(SHORT TASK): Every record must be written out once more, with nothing added or omitted.

(EXTRACTED ENTRIES):
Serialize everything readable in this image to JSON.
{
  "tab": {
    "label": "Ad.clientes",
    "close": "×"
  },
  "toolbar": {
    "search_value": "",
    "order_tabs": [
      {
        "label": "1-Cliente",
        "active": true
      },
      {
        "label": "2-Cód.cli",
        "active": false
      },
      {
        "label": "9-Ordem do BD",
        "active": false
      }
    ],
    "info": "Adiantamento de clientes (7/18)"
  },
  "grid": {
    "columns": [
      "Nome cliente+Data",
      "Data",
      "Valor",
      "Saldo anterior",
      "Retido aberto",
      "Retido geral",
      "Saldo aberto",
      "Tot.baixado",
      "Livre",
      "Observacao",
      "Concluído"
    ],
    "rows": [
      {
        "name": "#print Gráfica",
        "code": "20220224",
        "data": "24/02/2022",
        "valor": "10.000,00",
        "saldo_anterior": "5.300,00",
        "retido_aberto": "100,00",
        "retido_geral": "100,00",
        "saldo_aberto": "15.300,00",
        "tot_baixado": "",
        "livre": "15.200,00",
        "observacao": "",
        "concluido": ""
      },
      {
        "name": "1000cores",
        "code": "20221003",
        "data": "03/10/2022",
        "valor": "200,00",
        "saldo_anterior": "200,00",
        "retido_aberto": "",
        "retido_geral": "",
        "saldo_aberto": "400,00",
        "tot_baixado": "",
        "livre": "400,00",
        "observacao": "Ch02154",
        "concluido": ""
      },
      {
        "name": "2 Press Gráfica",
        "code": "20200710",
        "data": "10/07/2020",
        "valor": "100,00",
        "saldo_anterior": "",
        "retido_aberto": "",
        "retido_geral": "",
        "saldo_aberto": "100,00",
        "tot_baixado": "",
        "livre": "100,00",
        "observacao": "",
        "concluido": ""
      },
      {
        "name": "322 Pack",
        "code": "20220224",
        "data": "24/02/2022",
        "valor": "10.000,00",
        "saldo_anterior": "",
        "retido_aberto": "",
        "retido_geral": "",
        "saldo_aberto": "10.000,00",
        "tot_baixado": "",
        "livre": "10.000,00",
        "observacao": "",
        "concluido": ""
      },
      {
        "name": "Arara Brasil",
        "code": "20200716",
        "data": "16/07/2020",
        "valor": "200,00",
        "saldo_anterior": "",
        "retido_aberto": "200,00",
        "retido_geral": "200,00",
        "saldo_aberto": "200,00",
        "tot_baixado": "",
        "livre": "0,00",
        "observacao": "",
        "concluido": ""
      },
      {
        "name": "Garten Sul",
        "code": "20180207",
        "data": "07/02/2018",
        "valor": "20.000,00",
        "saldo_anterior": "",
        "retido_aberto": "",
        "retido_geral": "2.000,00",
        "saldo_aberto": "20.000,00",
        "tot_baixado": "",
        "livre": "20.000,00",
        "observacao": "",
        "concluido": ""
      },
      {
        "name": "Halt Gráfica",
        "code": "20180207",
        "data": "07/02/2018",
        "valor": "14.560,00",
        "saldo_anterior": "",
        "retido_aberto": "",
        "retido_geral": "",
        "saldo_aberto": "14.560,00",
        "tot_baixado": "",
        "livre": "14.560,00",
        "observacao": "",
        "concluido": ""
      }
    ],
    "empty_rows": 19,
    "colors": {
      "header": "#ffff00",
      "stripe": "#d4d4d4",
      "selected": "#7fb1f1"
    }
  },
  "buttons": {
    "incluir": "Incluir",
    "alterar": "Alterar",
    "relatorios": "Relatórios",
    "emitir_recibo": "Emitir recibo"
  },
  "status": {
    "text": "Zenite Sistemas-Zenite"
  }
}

(CORRECT RESULT):
Serialize everything readable in this image to JSON.
{
  "tab": {
    "label": "Ad.clientes",
    "close": "×"
  },
  "toolbar": {
    "search_value": "",
    "order_tabs": [
      {
        "label": "1-Cliente",
        "active": true
      },
      {
        "label": "2-Cód.cli",
        "active": false
      },
      {
        "label": "9-Ordem do BD",
        "active": false
      }
    ],
    "info": "Adiantamento de clientes (7/18)"
  },
  "grid": {
    "columns": [
      "Nome cliente+Data",
      "Data",
      "Valor",
      "Saldo anterior",
      "Retido aberto",
      "Retido geral",
      "Saldo aberto",
      "Tot.baixado",
      "Livre",
      "Observacao",
      "Concluído"
    ],
    "rows": [
      {
        "name": "#print Gráfica",
        "code": "20220224",
        "data": "24/02/2022",
        "valor": "10.000,00",
        "saldo_anterior": "5.300,00",
        "retido_aberto": "100,00",
        "retido_geral": "100,00",
        "saldo_aberto": "15.300,00",
        "tot_baixado": "",
        "livre": "15.200,00",
        "observacao": "",
        "concluido": ""
      },
      {
        "name": "1000cores",
        "code": "20221003",
        "data": "03/10/2022",
        "valor": "200,00",
        "saldo_anterior": "200,00",
        "retido_aberto": "",
        "retido_geral": "",
        "saldo_aberto": "400,00",
        "tot_baixado": "",
        "livre": "400,00",
        "observacao": "Ch02154",
        "concluido": ""
      },
      {
        "name": "2 Press Gráfica",
        "code": "20200710",
        "data": "10/07/2020",
        "valor": "100,00",
        "saldo_anterior": "",
        "retido_aberto": "",
        "retido_geral": "",
        "saldo_aberto": "100,00",
        "tot_baixado": "",
        "livre": "100,00",
        "observacao": "",
        "concluido": ""
      },
      {
        "name": "322 Pack",
        "code": "20220224",
        "data": "24/02/2022",
        "valor": "10.000,00",
        "saldo_anterior": "",
        "retido_aberto": "",
        "retido_geral": "",
        "saldo_aberto": "10.000,00",
        "tot_baixado": "",
        "livre": "10.000,00",
        "observacao": "",
        "concluido": ""
      },
      {
        "name": "Arara Brasil",
        "code": "20200716",
        "data": "16/07/2020",
        "valor": "200,00",
        "saldo_anterior": "",
        "retido_aberto": "200,00",
        "retido_geral": "200,00",
        "saldo_aberto": "200,00",
        "tot_baixado": "",
        "livre": "0,00",
        "observacao": "",
        "concluido": ""
      },
      {
        "name": "Garten Sul",
        "code": "20180207",
        "data": "07/02/2018",
        "valor": "20.000,00",
        "saldo_anterior": "",
        "retido_aberto": "",
        "retido_geral": "2.000,00",
        "saldo_aberto": "20.000,00",
        "tot_baixado": "",
        "livre": "20.000,00",
        "observacao": "",
        "concluido": ""
      },
      {
        "name": "Halt Gráfica",
        "code": "20180207",
        "data": "07/02/2018",
        "valor": "14.560,00",
        "saldo_anterior": "",
        "retido_aberto": "",
        "retido_geral": "",
        "saldo_aberto": "14.560,00",
        "tot_baixado": "",
        "livre": "14.560,00",
        "observacao": "",
        "concluido": ""
      }
    ],
    "empty_rows": 19,
    "colors": {
      "header": "#ffff00",
      "stripe": "#d4d4d4",
      "selected": "#7fb1f1"
    }
  },
  "buttons": {
    "incluir": "Incluir",
    "alterar": "Alterar",
    "relatorios": "Relatórios",
    "emitir_recibo": "Emitir recibo"
  },
  "status": {
    "text": "Zenite Sistemas-Zenite"
  }
}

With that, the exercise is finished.